• Your instructions:
Copy each line of the data below exactly, leaving out pictures.

• Material for this task:
▽

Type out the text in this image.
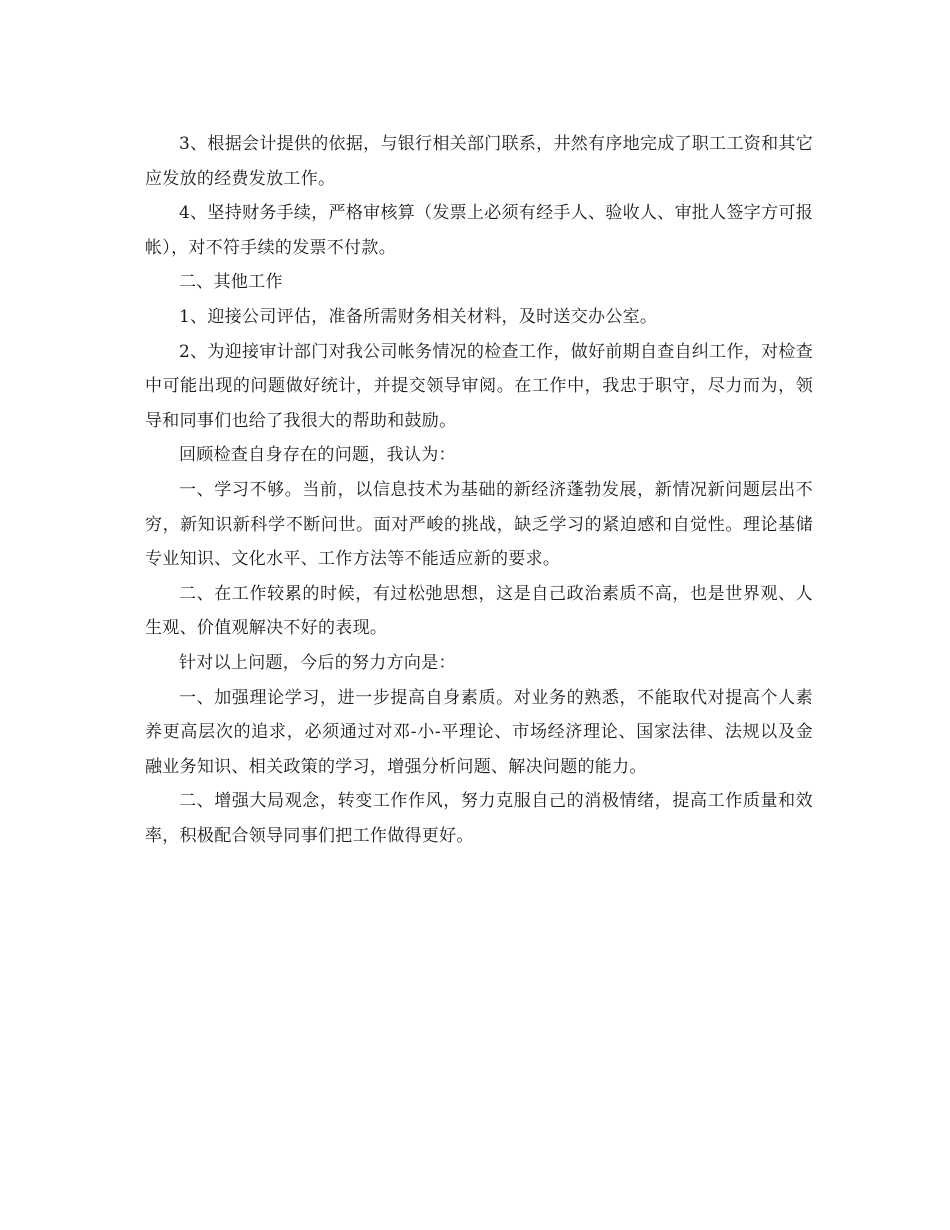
3、根据会计提供的依据，与银行相关部门联系，井然有序地完成了职工工资和其它应发放的经费发放工作。

4、坚持财务手续，严格审核算（发票上必须有经手人、验收人、审批人签字方可报帐），对不符手续的发票不付款。

二、其他工作

1、迎接公司评估，准备所需财务相关材料，及时送交办公室。

2、为迎接审计部门对我公司帐务情况的检查工作，做好前期自查自纠工作，对检查中可能出现的问题做好统计，并提交领导审阅。在工作中，我忠于职守，尽力而为，领导和同事们也给了我很大的帮助和鼓励。

回顾检查自身存在的问题，我认为：

一、学习不够。当前，以信息技术为基础的新经济蓬勃发展，新情况新问题层出不穷，新知识新科学不断问世。面对严峻的挑战，缺乏学习的紧迫感和自觉性。理论基储专业知识、文化水平、工作方法等不能适应新的要求。

二、在工作较累的时候，有过松弛思想，这是自己政治素质不高，也是世界观、人生观、价值观解决不好的表现。

针对以上问题，今后的努力方向是：

一、加强理论学习，进一步提高自身素质。对业务的熟悉，不能取代对提高个人素养更高层次的追求，必须通过对邓-小-平理论、市场经济理论、国家法律、法规以及金融业务知识、相关政策的学习，增强分析问题、解决问题的能力。

二、增强大局观念，转变工作作风，努力克服自己的消极情绪，提高工作质量和效率，积极配合领导同事们把工作做得更好。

△

• Result of this task:
Type out the text in this image.
3、根据会计提供的依据，与银行相关部门联系，井然有序地完成了职工工资和其它应发放的经费发放工作。

4、坚持财务手续，严格审核算（发票上必须有经手人、验收人、审批人签字方可报帐），对不符手续的发票不付款。

二、其他工作

1、迎接公司评估，准备所需财务相关材料，及时送交办公室。

2、为迎接审计部门对我公司帐务情况的检查工作，做好前期自查自纠工作，对检查中可能出现的问题做好统计，并提交领导审阅。在工作中，我忠于职守，尽力而为，领导和同事们也给了我很大的帮助和鼓励。

回顾检查自身存在的问题，我认为：

一、学习不够。当前，以信息技术为基础的新经济蓬勃发展，新情况新问题层出不穷，新知识新科学不断问世。面对严峻的挑战，缺乏学习的紧迫感和自觉性。理论基储专业知识、文化水平、工作方法等不能适应新的要求。

二、在工作较累的时候，有过松弛思想，这是自己政治素质不高，也是世界观、人生观、价值观解决不好的表现。

针对以上问题，今后的努力方向是：

一、加强理论学习，进一步提高自身素质。对业务的熟悉，不能取代对提高个人素养更高层次的追求，必须通过对邓-小-平理论、市场经济理论、国家法律、法规以及金融业务知识、相关政策的学习，增强分析问题、解决问题的能力。

二、增强大局观念，转变工作作风，努力克服自己的消极情绪，提高工作质量和效率，积极配合领导同事们把工作做得更好。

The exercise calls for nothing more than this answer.